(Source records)
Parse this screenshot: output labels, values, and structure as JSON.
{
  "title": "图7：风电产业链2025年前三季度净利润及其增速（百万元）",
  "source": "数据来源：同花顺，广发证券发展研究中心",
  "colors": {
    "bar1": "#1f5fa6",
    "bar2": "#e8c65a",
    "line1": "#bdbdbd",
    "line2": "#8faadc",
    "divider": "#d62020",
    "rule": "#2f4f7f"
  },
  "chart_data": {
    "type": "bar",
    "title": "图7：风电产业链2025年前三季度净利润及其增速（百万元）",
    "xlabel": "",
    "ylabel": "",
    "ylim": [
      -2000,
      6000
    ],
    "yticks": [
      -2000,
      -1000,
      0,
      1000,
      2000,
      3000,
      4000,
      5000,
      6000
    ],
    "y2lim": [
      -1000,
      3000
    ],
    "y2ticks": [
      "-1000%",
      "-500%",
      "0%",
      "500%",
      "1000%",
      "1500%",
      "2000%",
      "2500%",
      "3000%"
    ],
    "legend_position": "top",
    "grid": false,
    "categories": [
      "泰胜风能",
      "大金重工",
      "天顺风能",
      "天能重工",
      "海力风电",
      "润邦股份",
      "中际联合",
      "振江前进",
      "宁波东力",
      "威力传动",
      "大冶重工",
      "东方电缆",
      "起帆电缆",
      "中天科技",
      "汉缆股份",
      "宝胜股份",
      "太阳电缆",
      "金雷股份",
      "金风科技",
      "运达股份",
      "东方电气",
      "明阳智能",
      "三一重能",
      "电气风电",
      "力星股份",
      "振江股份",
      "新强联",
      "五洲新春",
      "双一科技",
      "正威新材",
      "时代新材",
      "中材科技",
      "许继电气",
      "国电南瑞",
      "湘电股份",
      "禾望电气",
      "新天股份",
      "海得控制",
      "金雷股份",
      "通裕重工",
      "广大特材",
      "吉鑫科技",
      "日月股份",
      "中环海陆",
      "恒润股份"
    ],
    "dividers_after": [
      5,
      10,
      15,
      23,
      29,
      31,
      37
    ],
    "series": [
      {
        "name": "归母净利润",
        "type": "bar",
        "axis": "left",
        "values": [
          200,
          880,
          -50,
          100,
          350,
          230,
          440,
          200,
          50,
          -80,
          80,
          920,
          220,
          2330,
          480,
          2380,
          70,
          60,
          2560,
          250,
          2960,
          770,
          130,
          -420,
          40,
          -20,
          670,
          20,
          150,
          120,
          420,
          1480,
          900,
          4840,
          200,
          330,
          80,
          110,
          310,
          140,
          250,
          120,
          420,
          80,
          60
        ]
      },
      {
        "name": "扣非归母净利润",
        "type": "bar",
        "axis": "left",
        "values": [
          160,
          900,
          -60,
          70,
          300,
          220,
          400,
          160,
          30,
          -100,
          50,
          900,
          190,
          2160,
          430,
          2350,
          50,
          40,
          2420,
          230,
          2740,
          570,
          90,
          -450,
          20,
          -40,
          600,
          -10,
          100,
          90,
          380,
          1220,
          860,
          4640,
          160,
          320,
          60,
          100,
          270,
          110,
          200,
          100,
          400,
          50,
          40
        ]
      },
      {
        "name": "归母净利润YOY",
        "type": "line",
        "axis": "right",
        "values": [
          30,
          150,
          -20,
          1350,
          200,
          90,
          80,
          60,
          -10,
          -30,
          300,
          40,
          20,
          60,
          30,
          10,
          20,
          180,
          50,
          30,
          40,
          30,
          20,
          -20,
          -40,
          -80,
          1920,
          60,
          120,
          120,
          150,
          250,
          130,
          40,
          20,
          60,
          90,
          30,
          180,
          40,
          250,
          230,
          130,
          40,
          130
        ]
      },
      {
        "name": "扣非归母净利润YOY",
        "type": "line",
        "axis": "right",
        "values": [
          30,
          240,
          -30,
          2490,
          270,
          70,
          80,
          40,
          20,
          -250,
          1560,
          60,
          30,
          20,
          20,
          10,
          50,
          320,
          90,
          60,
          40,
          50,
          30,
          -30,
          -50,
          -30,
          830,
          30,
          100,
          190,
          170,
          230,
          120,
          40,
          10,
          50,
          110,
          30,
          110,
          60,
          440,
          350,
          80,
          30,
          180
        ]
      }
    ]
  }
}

» TASK DETAILS
Each line of the listing should be copied exactly.

» CORRECT ANSWER
Parse this screenshot: output labels, values, and structure as JSON.
{
  "title": "图7：风电产业链2025年前三季度净利润及其增速（百万元）",
  "source": "数据来源：同花顺，广发证券发展研究中心",
  "colors": {
    "bar1": "#1f5fa6",
    "bar2": "#e8c65a",
    "line1": "#bdbdbd",
    "line2": "#8faadc",
    "divider": "#d62020",
    "rule": "#2f4f7f"
  },
  "chart_data": {
    "type": "bar",
    "title": "图7：风电产业链2025年前三季度净利润及其增速（百万元）",
    "xlabel": "",
    "ylabel": "",
    "ylim": [
      -2000,
      6000
    ],
    "yticks": [
      -2000,
      -1000,
      0,
      1000,
      2000,
      3000,
      4000,
      5000,
      6000
    ],
    "y2lim": [
      -1000,
      3000
    ],
    "y2ticks": [
      "-1000%",
      "-500%",
      "0%",
      "500%",
      "1000%",
      "1500%",
      "2000%",
      "2500%",
      "3000%"
    ],
    "legend_position": "top",
    "grid": false,
    "categories": [
      "泰胜风能",
      "大金重工",
      "天顺风能",
      "天能重工",
      "海力风电",
      "润邦股份",
      "中际联合",
      "振江前进",
      "宁波东力",
      "威力传动",
      "大冶重工",
      "东方电缆",
      "起帆电缆",
      "中天科技",
      "汉缆股份",
      "宝胜股份",
      "太阳电缆",
      "金雷股份",
      "金风科技",
      "运达股份",
      "东方电气",
      "明阳智能",
      "三一重能",
      "电气风电",
      "力星股份",
      "振江股份",
      "新强联",
      "五洲新春",
      "双一科技",
      "正威新材",
      "时代新材",
      "中材科技",
      "许继电气",
      "国电南瑞",
      "湘电股份",
      "禾望电气",
      "新天股份",
      "海得控制",
      "金雷股份",
      "通裕重工",
      "广大特材",
      "吉鑫科技",
      "日月股份",
      "中环海陆",
      "恒润股份"
    ],
    "dividers_after": [
      5,
      10,
      15,
      23,
      29,
      31,
      37
    ],
    "series": [
      {
        "name": "归母净利润",
        "type": "bar",
        "axis": "left",
        "values": [
          200,
          880,
          -50,
          100,
          350,
          230,
          440,
          200,
          50,
          -80,
          80,
          920,
          220,
          2330,
          480,
          2380,
          70,
          60,
          2560,
          250,
          2960,
          770,
          130,
          -420,
          40,
          -20,
          670,
          20,
          150,
          120,
          420,
          1480,
          900,
          4840,
          200,
          330,
          80,
          110,
          310,
          140,
          250,
          120,
          420,
          80,
          60
        ]
      },
      {
        "name": "扣非归母净利润",
        "type": "bar",
        "axis": "left",
        "values": [
          160,
          900,
          -60,
          70,
          300,
          220,
          400,
          160,
          30,
          -100,
          50,
          900,
          190,
          2160,
          430,
          2350,
          50,
          40,
          2420,
          230,
          2740,
          570,
          90,
          -450,
          20,
          -40,
          600,
          -10,
          100,
          90,
          380,
          1220,
          860,
          4640,
          160,
          320,
          60,
          100,
          270,
          110,
          200,
          100,
          400,
          50,
          40
        ]
      },
      {
        "name": "归母净利润YOY",
        "type": "line",
        "axis": "right",
        "values": [
          30,
          150,
          -20,
          1350,
          200,
          90,
          80,
          60,
          -10,
          -30,
          300,
          40,
          20,
          60,
          30,
          10,
          20,
          180,
          50,
          30,
          40,
          30,
          20,
          -20,
          -40,
          -80,
          1920,
          60,
          120,
          120,
          150,
          250,
          130,
          40,
          20,
          60,
          90,
          30,
          180,
          40,
          250,
          230,
          130,
          40,
          130
        ]
      },
      {
        "name": "扣非归母净利润YOY",
        "type": "line",
        "axis": "right",
        "values": [
          30,
          240,
          -30,
          2490,
          270,
          70,
          80,
          40,
          20,
          -250,
          1560,
          60,
          30,
          20,
          20,
          10,
          50,
          320,
          90,
          60,
          40,
          50,
          30,
          -30,
          -50,
          -30,
          830,
          30,
          100,
          190,
          170,
          230,
          120,
          40,
          10,
          50,
          110,
          30,
          110,
          60,
          440,
          350,
          80,
          30,
          180
        ]
      }
    ]
  }
}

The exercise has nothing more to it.